Data for this task:
-=-=-=-=-

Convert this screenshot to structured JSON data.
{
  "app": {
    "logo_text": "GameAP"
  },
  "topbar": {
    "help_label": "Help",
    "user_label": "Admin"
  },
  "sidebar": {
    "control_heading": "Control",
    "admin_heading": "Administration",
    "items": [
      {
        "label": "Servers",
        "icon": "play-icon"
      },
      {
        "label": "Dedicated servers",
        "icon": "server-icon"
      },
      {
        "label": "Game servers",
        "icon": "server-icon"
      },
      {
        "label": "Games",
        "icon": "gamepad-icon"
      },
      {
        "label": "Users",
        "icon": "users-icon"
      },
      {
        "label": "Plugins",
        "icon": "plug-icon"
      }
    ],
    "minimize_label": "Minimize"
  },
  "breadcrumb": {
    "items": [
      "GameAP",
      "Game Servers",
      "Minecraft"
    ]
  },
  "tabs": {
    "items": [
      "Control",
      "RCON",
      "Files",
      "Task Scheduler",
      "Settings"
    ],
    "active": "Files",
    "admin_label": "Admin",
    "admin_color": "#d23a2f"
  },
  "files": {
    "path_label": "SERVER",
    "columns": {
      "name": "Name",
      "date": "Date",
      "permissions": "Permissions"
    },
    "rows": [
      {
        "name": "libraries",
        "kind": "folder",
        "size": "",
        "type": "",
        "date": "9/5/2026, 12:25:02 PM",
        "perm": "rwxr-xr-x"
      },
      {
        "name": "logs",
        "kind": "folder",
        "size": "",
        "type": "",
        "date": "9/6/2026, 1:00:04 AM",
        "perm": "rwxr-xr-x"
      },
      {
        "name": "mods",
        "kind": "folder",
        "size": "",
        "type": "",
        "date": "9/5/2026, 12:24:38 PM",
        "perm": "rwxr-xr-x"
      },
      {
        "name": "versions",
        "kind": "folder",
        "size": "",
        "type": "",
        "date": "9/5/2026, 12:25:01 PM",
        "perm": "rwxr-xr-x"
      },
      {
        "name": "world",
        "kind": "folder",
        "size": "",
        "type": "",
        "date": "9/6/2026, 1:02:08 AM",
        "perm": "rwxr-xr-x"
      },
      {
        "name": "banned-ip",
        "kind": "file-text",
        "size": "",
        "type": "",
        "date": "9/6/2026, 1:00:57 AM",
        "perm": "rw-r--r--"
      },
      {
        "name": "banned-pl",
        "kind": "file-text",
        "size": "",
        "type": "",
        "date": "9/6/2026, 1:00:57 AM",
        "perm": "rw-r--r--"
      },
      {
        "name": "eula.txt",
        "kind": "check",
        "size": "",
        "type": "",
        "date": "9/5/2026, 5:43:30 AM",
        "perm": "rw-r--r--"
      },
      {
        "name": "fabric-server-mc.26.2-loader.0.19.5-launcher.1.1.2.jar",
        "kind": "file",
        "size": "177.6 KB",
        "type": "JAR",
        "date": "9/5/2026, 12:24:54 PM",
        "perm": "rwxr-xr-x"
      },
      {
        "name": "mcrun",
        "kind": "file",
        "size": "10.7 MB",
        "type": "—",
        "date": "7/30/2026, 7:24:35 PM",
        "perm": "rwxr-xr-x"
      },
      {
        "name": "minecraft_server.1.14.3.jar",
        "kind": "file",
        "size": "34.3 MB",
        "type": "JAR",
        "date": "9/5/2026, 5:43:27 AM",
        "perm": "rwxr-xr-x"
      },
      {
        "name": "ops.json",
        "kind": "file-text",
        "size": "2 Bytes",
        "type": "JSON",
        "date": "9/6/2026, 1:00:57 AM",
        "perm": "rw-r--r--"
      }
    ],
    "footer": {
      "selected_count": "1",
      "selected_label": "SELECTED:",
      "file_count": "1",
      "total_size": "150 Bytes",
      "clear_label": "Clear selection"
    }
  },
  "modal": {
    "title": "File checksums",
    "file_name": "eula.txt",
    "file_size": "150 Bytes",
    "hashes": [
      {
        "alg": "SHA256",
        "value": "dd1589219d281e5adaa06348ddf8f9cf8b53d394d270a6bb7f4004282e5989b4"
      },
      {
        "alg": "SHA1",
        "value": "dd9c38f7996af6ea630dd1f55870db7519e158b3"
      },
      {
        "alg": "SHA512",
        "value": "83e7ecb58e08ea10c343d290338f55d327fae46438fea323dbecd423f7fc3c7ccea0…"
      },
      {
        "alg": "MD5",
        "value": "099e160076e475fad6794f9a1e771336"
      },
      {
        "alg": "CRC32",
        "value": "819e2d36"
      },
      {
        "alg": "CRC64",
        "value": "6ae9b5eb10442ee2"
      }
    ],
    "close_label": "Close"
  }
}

-=-=-=-=-

Description of the task: Reproduce each line of the material above precisely.

Solution to this problem:
Convert this screenshot to structured JSON data.
{
  "app": {
    "logo_text": "GameAP"
  },
  "topbar": {
    "help_label": "Help",
    "user_label": "Admin"
  },
  "sidebar": {
    "control_heading": "Control",
    "admin_heading": "Administration",
    "items": [
      {
        "label": "Servers",
        "icon": "play-icon"
      },
      {
        "label": "Dedicated servers",
        "icon": "server-icon"
      },
      {
        "label": "Game servers",
        "icon": "server-icon"
      },
      {
        "label": "Games",
        "icon": "gamepad-icon"
      },
      {
        "label": "Users",
        "icon": "users-icon"
      },
      {
        "label": "Plugins",
        "icon": "plug-icon"
      }
    ],
    "minimize_label": "Minimize"
  },
  "breadcrumb": {
    "items": [
      "GameAP",
      "Game Servers",
      "Minecraft"
    ]
  },
  "tabs": {
    "items": [
      "Control",
      "RCON",
      "Files",
      "Task Scheduler",
      "Settings"
    ],
    "active": "Files",
    "admin_label": "Admin",
    "admin_color": "#d23a2f"
  },
  "files": {
    "path_label": "SERVER",
    "columns": {
      "name": "Name",
      "date": "Date",
      "permissions": "Permissions"
    },
    "rows": [
      {
        "name": "libraries",
        "kind": "folder",
        "size": "",
        "type": "",
        "date": "9/5/2026, 12:25:02 PM",
        "perm": "rwxr-xr-x"
      },
      {
        "name": "logs",
        "kind": "folder",
        "size": "",
        "type": "",
        "date": "9/6/2026, 1:00:04 AM",
        "perm": "rwxr-xr-x"
      },
      {
        "name": "mods",
        "kind": "folder",
        "size": "",
        "type": "",
        "date": "9/5/2026, 12:24:38 PM",
        "perm": "rwxr-xr-x"
      },
      {
        "name": "versions",
        "kind": "folder",
        "size": "",
        "type": "",
        "date": "9/5/2026, 12:25:01 PM",
        "perm": "rwxr-xr-x"
      },
      {
        "name": "world",
        "kind": "folder",
        "size": "",
        "type": "",
        "date": "9/6/2026, 1:02:08 AM",
        "perm": "rwxr-xr-x"
      },
      {
        "name": "banned-ip",
        "kind": "file-text",
        "size": "",
        "type": "",
        "date": "9/6/2026, 1:00:57 AM",
        "perm": "rw-r--r--"
      },
      {
        "name": "banned-pl",
        "kind": "file-text",
        "size": "",
        "type": "",
        "date": "9/6/2026, 1:00:57 AM",
        "perm": "rw-r--r--"
      },
      {
        "name": "eula.txt",
        "kind": "check",
        "size": "",
        "type": "",
        "date": "9/5/2026, 5:43:30 AM",
        "perm": "rw-r--r--"
      },
      {
        "name": "fabric-server-mc.26.2-loader.0.19.5-launcher.1.1.2.jar",
        "kind": "file",
        "size": "177.6 KB",
        "type": "JAR",
        "date": "9/5/2026, 12:24:54 PM",
        "perm": "rwxr-xr-x"
      },
      {
        "name": "mcrun",
        "kind": "file",
        "size": "10.7 MB",
        "type": "—",
        "date": "7/30/2026, 7:24:35 PM",
        "perm": "rwxr-xr-x"
      },
      {
        "name": "minecraft_server.1.14.3.jar",
        "kind": "file",
        "size": "34.3 MB",
        "type": "JAR",
        "date": "9/5/2026, 5:43:27 AM",
        "perm": "rwxr-xr-x"
      },
      {
        "name": "ops.json",
        "kind": "file-text",
        "size": "2 Bytes",
        "type": "JSON",
        "date": "9/6/2026, 1:00:57 AM",
        "perm": "rw-r--r--"
      }
    ],
    "footer": {
      "selected_count": "1",
      "selected_label": "SELECTED:",
      "file_count": "1",
      "total_size": "150 Bytes",
      "clear_label": "Clear selection"
    }
  },
  "modal": {
    "title": "File checksums",
    "file_name": "eula.txt",
    "file_size": "150 Bytes",
    "hashes": [
      {
        "alg": "SHA256",
        "value": "dd1589219d281e5adaa06348ddf8f9cf8b53d394d270a6bb7f4004282e5989b4"
      },
      {
        "alg": "SHA1",
        "value": "dd9c38f7996af6ea630dd1f55870db7519e158b3"
      },
      {
        "alg": "SHA512",
        "value": "83e7ecb58e08ea10c343d290338f55d327fae46438fea323dbecd423f7fc3c7ccea0…"
      },
      {
        "alg": "MD5",
        "value": "099e160076e475fad6794f9a1e771336"
      },
      {
        "alg": "CRC32",
        "value": "819e2d36"
      },
      {
        "alg": "CRC64",
        "value": "6ae9b5eb10442ee2"
      }
    ],
    "close_label": "Close"
  }
}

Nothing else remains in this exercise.